▶ _SHORT PROBLEM_
Transcribe the records line for line, starting at the first line and ending at the line that contains "edu-title: BACHILLER EN", including that line.
**********
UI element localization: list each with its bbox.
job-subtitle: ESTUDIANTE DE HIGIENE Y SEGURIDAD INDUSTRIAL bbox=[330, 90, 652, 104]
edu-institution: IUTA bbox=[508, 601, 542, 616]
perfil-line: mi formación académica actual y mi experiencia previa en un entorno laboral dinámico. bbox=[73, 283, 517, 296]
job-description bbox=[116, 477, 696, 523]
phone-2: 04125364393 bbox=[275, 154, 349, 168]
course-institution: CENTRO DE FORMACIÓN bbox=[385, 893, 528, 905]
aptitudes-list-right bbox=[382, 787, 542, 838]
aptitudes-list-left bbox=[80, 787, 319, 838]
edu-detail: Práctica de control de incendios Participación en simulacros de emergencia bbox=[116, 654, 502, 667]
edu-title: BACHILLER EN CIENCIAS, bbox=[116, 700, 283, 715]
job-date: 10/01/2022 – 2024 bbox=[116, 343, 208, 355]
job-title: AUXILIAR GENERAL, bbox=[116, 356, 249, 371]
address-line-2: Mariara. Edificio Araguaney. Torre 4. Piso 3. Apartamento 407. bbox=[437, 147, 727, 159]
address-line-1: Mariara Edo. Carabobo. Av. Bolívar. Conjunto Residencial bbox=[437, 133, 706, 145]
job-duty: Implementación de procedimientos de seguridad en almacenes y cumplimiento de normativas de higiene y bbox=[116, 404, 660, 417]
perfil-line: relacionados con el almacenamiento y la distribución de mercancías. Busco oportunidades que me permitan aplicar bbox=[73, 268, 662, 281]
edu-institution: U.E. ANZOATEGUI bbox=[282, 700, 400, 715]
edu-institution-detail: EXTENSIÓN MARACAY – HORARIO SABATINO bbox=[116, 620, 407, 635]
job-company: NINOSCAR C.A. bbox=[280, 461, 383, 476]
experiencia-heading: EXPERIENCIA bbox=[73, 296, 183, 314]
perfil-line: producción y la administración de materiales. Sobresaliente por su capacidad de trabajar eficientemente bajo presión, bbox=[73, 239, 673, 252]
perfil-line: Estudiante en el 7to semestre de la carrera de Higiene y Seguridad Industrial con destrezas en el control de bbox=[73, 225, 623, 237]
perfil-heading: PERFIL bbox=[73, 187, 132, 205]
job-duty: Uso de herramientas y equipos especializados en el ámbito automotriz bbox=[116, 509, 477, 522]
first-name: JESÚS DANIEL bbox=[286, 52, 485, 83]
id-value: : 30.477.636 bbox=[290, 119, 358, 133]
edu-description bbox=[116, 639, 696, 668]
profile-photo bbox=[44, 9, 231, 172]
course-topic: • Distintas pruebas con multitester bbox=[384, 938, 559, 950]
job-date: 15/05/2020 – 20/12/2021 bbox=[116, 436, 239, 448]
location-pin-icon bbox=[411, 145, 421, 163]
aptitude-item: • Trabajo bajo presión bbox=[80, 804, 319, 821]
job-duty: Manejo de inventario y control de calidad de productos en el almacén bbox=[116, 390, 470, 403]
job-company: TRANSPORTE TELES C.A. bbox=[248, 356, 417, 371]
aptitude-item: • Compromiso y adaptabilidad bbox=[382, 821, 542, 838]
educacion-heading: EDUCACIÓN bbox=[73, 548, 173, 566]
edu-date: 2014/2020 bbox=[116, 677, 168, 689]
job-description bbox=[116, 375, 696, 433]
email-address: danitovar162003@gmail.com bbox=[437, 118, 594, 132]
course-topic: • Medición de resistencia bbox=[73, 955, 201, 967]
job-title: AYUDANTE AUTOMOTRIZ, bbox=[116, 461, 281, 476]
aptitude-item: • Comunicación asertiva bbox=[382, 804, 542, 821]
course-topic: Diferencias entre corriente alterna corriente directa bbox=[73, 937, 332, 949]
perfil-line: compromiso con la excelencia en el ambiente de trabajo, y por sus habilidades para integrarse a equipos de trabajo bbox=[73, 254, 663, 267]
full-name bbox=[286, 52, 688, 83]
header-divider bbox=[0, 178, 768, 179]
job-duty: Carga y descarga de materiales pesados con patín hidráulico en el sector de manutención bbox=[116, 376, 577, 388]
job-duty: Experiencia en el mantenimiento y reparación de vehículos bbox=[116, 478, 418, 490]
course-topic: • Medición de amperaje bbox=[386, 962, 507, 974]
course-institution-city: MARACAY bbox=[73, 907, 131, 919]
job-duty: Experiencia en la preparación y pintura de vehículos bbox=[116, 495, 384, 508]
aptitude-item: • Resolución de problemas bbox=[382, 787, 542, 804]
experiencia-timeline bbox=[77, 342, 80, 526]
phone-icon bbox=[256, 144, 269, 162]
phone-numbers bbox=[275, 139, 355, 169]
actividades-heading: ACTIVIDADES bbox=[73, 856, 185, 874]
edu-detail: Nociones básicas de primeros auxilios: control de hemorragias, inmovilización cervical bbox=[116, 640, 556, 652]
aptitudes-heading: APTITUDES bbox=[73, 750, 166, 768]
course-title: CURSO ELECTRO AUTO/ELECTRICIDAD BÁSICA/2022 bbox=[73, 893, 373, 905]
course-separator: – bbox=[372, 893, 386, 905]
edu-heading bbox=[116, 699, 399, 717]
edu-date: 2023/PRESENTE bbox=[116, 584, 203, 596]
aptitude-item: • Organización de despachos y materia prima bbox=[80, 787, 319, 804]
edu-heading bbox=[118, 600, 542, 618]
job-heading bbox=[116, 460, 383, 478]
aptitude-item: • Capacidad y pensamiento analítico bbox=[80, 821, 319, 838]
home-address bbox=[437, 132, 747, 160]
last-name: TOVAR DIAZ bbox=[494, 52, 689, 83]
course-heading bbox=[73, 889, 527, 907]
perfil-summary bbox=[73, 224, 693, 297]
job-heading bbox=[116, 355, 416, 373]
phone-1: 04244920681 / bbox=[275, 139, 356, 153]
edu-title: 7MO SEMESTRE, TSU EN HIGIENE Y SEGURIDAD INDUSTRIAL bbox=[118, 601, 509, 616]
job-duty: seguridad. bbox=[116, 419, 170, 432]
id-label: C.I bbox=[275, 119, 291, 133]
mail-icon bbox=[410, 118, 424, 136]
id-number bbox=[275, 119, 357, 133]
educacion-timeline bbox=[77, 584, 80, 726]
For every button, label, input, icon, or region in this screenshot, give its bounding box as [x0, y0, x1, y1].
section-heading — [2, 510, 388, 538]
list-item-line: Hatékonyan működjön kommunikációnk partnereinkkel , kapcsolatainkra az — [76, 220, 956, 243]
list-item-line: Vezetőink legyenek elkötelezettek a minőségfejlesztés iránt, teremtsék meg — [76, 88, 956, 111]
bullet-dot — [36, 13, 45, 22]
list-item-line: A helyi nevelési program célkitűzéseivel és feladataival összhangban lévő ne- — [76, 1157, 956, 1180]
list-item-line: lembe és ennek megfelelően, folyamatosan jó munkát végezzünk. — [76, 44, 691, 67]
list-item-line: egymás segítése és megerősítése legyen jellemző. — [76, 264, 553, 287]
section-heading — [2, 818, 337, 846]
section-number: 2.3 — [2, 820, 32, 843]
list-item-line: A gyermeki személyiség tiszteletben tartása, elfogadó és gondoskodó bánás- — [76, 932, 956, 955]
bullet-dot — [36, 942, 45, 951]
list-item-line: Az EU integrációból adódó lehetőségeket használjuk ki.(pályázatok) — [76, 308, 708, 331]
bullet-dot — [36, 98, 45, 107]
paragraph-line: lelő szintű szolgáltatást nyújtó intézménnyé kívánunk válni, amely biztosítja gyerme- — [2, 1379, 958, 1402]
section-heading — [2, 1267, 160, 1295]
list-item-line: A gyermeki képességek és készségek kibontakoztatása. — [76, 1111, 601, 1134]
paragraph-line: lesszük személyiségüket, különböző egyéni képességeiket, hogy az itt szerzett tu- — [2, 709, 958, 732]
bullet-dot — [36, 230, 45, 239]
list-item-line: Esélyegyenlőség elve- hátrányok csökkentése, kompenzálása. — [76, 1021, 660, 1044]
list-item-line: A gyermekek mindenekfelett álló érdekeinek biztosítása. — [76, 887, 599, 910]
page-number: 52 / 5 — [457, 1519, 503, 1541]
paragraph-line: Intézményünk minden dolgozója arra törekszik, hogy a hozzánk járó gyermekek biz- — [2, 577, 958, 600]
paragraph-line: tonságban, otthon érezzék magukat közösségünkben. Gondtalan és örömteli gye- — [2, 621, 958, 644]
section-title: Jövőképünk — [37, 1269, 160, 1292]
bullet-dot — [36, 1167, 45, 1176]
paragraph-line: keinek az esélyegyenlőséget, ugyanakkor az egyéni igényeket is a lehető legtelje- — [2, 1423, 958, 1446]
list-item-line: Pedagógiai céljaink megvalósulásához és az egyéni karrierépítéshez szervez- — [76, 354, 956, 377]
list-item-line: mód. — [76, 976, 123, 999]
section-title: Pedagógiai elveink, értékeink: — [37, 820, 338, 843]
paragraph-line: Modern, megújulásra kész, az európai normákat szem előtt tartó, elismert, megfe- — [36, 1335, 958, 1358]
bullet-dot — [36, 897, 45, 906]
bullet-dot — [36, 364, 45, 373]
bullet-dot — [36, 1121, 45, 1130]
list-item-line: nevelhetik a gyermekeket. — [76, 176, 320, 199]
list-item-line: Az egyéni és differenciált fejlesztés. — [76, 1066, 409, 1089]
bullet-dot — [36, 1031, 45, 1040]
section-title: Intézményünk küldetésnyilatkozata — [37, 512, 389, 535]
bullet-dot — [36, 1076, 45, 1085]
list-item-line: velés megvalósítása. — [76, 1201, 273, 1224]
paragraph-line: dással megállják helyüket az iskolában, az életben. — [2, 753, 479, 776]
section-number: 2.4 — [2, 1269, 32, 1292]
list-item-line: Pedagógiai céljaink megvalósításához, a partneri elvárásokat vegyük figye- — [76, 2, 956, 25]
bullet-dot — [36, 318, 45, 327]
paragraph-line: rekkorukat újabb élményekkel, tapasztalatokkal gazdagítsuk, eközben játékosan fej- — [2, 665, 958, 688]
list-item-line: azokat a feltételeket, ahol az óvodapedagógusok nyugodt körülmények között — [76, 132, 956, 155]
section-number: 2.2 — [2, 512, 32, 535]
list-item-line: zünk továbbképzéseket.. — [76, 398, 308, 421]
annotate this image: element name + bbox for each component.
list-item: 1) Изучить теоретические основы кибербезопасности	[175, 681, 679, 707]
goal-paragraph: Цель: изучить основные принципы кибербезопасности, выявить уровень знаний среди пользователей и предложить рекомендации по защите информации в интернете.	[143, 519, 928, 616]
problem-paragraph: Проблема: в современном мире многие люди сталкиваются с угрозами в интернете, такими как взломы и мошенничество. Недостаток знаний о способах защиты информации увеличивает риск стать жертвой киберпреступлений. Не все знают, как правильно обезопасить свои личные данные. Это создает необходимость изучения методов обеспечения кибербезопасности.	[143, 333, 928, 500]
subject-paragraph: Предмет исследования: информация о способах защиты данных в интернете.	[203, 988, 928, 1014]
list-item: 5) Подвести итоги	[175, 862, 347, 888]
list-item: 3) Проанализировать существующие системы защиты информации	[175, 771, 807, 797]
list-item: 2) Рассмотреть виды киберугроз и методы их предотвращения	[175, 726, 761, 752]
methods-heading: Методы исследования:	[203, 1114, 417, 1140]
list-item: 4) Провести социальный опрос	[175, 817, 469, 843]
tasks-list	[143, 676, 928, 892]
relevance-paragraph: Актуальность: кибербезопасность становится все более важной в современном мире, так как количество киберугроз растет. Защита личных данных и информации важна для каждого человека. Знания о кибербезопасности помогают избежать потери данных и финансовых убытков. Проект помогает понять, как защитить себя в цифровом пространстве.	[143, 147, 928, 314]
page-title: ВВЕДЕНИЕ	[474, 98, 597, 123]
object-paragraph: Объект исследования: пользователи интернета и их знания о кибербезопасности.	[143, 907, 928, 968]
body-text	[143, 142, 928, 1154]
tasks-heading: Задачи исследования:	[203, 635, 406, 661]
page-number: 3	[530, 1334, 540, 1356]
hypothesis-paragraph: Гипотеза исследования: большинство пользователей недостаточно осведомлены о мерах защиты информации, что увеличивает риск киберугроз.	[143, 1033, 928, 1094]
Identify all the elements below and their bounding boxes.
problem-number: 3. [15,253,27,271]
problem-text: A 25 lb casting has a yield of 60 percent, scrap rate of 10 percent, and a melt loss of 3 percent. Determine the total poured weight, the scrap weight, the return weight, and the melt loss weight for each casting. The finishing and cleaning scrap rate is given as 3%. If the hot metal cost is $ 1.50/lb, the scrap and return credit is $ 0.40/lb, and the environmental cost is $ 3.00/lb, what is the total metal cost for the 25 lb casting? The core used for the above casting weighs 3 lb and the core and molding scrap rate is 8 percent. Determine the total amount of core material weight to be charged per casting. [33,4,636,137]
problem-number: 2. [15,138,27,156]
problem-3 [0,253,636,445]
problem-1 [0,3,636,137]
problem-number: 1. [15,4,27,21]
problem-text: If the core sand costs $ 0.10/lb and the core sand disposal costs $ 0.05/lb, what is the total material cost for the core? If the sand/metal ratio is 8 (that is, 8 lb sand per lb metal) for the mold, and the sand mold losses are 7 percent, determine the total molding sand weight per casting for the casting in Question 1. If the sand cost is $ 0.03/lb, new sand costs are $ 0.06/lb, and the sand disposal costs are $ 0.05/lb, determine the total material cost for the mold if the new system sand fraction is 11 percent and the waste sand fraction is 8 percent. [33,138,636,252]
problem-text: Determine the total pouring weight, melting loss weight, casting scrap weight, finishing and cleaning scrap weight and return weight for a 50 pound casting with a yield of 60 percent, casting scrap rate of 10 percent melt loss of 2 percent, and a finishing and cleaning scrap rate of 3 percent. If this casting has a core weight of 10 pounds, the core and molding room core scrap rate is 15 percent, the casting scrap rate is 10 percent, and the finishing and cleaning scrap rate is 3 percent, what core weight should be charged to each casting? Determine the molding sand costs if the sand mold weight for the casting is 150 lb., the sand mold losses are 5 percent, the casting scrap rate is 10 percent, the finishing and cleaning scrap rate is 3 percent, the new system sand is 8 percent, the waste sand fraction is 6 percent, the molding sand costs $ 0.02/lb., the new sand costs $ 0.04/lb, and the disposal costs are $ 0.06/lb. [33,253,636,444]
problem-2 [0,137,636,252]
**********
▶ _TASK OUTPUT_
UI element localization: list each with its bbox.
job-subtitle: ESTUDIANTE DE HIGIENE Y SEGURIDAD INDUSTRIAL bbox=[330, 90, 652, 104]
edu-institution: IUTA bbox=[508, 601, 542, 616]
perfil-line: mi formación académica actual y mi experiencia previa en un entorno laboral dinámico. bbox=[73, 283, 517, 296]
job-description bbox=[116, 477, 696, 523]
phone-2: 04125364393 bbox=[275, 154, 349, 168]
course-institution: CENTRO DE FORMACIÓN bbox=[385, 893, 528, 905]
aptitudes-list-right bbox=[382, 787, 542, 838]
aptitudes-list-left bbox=[80, 787, 319, 838]
edu-detail: Práctica de control de incendios Participación en simulacros de emergencia bbox=[116, 654, 502, 667]
edu-title: BACHILLER EN CIENCIAS, bbox=[116, 700, 283, 715]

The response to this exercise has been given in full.